Stored data
----------

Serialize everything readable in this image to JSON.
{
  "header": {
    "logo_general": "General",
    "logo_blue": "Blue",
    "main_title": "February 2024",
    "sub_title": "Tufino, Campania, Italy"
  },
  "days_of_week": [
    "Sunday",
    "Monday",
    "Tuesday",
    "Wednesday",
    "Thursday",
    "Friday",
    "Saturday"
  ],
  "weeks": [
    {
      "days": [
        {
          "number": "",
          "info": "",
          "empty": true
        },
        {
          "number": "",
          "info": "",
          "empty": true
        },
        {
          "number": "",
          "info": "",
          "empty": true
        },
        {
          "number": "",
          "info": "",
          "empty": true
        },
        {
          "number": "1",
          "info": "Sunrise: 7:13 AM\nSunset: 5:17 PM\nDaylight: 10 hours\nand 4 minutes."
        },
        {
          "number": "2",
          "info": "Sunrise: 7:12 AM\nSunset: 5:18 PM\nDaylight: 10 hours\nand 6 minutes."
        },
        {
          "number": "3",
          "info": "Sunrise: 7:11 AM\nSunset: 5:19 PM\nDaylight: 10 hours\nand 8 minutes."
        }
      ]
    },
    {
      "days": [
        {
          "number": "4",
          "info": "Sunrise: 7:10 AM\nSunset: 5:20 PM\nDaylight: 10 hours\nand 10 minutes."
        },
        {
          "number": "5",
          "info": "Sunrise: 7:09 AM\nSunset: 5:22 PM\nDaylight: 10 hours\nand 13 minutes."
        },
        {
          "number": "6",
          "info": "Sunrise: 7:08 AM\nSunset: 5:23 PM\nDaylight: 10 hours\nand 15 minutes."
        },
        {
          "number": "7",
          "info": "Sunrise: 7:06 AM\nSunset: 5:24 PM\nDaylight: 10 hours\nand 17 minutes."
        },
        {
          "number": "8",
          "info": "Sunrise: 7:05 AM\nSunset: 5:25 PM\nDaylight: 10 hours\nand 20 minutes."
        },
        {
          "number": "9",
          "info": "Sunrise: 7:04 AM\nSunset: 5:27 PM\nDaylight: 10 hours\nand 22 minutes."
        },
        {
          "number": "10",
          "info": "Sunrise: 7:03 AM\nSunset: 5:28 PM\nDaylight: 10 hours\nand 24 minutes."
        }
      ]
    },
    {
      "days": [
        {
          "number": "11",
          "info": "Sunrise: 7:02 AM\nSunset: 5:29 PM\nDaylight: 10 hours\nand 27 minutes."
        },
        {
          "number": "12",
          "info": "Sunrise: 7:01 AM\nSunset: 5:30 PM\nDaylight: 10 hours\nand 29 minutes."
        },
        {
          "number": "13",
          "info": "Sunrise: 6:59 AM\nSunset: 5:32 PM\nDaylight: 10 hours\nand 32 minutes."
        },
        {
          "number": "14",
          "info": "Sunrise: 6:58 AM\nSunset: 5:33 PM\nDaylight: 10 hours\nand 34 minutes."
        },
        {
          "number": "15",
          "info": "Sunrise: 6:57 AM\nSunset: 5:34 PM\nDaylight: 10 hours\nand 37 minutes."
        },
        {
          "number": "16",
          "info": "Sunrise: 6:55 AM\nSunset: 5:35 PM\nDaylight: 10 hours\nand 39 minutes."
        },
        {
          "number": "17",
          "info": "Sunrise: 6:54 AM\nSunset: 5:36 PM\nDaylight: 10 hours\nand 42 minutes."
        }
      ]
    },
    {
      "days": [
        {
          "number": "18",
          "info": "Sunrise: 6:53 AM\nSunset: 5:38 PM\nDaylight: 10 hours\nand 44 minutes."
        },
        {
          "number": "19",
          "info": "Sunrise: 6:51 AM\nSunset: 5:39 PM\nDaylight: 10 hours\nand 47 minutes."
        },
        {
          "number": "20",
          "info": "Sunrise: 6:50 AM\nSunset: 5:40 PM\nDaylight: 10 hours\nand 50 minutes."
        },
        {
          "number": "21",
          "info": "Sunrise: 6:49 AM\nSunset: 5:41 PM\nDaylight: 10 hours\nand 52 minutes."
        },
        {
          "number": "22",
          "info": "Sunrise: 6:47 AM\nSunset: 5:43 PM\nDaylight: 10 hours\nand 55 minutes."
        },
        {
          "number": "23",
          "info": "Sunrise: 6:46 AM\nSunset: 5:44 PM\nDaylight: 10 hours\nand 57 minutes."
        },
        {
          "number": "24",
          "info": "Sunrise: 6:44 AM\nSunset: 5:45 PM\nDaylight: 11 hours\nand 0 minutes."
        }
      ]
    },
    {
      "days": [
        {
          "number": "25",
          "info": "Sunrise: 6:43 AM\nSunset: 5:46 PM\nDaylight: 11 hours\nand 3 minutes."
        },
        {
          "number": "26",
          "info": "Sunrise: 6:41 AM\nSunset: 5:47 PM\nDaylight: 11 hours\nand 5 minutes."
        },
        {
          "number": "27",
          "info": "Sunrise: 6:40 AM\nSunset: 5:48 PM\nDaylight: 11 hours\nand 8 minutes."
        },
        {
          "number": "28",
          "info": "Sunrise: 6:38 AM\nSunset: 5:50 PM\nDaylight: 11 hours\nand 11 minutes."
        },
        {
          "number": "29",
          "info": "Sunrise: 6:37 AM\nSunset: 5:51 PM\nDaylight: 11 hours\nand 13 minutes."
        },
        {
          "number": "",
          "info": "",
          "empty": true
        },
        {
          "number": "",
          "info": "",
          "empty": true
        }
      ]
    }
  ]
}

----------

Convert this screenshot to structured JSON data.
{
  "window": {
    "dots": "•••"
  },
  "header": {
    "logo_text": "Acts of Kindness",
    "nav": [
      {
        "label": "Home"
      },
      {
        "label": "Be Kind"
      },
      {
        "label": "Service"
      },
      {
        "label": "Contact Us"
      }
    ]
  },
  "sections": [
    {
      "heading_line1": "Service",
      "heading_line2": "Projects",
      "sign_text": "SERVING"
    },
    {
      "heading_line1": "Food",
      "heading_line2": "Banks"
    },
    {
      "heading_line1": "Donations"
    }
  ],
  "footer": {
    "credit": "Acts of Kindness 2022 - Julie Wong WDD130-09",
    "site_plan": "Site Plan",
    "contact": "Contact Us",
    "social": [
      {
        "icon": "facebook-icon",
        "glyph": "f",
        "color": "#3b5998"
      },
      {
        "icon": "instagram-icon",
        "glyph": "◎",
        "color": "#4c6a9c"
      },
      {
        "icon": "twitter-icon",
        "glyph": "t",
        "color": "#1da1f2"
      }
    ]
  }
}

----------

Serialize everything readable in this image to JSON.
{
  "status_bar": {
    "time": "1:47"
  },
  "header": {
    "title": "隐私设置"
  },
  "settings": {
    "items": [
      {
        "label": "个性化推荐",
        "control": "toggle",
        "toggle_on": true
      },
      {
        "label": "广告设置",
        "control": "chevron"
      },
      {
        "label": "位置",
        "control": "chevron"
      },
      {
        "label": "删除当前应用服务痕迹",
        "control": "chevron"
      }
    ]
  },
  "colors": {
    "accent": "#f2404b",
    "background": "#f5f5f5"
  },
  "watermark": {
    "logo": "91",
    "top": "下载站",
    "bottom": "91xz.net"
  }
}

----------

= Written problem =
Return each full line of the entries that contains the word "Acts".

= Answer below =
    "logo_text": "Acts of Kindness",
    "credit": "Acts of Kindness 2022 - Julie Wong WDD130-09",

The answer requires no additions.